WRITTEN EXERCISE: Determine how many lines contain the string "more", then reply with that figure only.

— start DATA FOR THIS TASK —

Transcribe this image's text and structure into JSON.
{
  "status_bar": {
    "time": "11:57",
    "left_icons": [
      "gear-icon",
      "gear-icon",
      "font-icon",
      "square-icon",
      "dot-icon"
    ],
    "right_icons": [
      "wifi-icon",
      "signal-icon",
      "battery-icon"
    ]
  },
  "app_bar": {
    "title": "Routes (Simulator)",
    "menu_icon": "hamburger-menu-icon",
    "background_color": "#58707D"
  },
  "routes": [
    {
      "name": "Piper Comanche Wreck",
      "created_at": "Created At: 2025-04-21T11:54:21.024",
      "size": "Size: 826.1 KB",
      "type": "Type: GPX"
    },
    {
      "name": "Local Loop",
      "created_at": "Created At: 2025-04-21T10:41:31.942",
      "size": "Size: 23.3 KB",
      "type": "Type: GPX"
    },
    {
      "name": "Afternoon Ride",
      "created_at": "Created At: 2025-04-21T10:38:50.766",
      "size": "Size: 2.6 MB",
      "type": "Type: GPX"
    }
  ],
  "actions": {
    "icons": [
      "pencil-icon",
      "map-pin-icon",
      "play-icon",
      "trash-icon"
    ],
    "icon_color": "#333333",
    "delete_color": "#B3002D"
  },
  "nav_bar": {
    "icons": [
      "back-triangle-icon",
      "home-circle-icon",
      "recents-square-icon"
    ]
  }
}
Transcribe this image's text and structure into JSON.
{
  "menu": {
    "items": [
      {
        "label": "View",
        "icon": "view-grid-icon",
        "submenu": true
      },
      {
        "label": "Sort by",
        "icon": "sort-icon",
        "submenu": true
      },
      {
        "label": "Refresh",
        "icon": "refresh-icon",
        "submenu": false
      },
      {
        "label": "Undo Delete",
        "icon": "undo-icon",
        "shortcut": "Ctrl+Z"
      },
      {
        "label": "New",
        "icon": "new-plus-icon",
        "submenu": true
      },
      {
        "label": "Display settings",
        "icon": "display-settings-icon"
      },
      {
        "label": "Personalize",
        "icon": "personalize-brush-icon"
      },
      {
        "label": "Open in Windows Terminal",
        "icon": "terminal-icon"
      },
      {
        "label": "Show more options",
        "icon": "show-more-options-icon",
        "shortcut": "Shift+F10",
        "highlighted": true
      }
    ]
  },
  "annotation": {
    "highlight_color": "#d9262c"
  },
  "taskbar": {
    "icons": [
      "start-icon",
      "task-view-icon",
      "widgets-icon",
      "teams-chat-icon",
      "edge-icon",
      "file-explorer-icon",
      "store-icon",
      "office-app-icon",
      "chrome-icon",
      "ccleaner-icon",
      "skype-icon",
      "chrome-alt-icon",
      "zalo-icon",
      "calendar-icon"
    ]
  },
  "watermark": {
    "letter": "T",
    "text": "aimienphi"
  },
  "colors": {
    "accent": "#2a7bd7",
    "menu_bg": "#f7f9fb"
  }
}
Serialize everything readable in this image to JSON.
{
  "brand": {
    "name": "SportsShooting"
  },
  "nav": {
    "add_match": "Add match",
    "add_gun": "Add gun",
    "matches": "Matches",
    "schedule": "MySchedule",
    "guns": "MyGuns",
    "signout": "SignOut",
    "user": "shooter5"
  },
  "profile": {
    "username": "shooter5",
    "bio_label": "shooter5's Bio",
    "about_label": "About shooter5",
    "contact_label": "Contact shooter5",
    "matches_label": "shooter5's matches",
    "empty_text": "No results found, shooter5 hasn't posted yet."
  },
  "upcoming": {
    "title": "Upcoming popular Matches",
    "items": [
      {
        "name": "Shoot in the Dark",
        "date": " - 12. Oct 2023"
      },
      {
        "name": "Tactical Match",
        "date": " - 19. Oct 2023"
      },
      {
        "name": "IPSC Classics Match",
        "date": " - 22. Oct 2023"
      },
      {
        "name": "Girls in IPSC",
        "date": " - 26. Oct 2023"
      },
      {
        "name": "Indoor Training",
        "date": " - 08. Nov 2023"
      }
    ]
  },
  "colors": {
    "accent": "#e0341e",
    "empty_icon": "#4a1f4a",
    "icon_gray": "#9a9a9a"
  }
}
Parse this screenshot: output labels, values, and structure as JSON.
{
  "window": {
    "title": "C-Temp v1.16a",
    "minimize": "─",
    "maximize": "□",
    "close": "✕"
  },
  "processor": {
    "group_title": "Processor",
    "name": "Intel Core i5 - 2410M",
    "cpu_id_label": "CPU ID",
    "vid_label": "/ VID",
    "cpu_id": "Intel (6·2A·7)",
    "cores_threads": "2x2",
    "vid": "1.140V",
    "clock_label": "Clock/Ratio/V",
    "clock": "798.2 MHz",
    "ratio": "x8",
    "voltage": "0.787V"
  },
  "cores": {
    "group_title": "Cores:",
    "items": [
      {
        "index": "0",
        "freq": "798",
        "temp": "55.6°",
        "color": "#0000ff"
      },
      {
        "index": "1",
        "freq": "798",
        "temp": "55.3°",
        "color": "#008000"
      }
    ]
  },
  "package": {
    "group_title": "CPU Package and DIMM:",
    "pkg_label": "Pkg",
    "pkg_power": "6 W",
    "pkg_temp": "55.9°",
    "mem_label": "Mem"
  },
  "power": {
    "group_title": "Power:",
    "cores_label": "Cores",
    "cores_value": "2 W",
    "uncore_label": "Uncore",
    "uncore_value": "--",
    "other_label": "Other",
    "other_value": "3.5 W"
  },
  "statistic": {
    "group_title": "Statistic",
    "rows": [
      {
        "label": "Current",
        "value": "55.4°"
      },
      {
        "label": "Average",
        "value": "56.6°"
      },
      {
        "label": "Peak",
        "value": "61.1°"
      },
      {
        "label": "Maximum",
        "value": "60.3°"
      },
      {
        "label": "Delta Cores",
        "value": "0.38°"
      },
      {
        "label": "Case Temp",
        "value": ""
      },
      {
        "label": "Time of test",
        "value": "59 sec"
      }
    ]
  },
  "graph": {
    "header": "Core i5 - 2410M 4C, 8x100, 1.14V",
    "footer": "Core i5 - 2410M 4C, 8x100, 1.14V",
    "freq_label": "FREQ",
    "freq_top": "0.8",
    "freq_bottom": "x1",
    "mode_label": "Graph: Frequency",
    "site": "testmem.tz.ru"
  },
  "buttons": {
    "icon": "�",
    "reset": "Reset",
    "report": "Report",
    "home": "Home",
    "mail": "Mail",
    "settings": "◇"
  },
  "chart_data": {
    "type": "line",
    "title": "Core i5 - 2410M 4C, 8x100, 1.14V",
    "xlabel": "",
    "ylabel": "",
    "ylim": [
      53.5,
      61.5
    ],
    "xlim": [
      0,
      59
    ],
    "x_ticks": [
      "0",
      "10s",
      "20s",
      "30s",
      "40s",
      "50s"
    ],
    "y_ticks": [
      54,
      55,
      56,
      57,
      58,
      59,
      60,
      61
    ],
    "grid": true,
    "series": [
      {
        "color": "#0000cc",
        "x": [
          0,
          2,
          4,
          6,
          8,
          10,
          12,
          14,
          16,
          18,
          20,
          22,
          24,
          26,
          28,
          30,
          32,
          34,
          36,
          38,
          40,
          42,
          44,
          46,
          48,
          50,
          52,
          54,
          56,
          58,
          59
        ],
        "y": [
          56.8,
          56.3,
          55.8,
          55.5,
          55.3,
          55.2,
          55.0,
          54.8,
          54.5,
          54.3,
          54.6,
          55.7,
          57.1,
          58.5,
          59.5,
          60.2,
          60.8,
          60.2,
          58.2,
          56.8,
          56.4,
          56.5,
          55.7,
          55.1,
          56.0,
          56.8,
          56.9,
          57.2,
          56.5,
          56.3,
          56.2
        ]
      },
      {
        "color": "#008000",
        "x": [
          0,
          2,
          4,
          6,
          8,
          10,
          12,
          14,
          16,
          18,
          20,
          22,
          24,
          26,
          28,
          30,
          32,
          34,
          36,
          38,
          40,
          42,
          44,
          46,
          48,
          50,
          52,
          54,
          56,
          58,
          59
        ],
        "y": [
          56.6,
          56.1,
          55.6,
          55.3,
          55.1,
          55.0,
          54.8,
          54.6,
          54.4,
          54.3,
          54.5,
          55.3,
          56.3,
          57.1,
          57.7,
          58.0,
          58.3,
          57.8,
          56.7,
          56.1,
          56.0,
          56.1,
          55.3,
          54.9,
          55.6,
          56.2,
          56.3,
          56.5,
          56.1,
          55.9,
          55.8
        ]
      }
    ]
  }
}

— end DATA FOR THIS TASK —

ANSWER: 2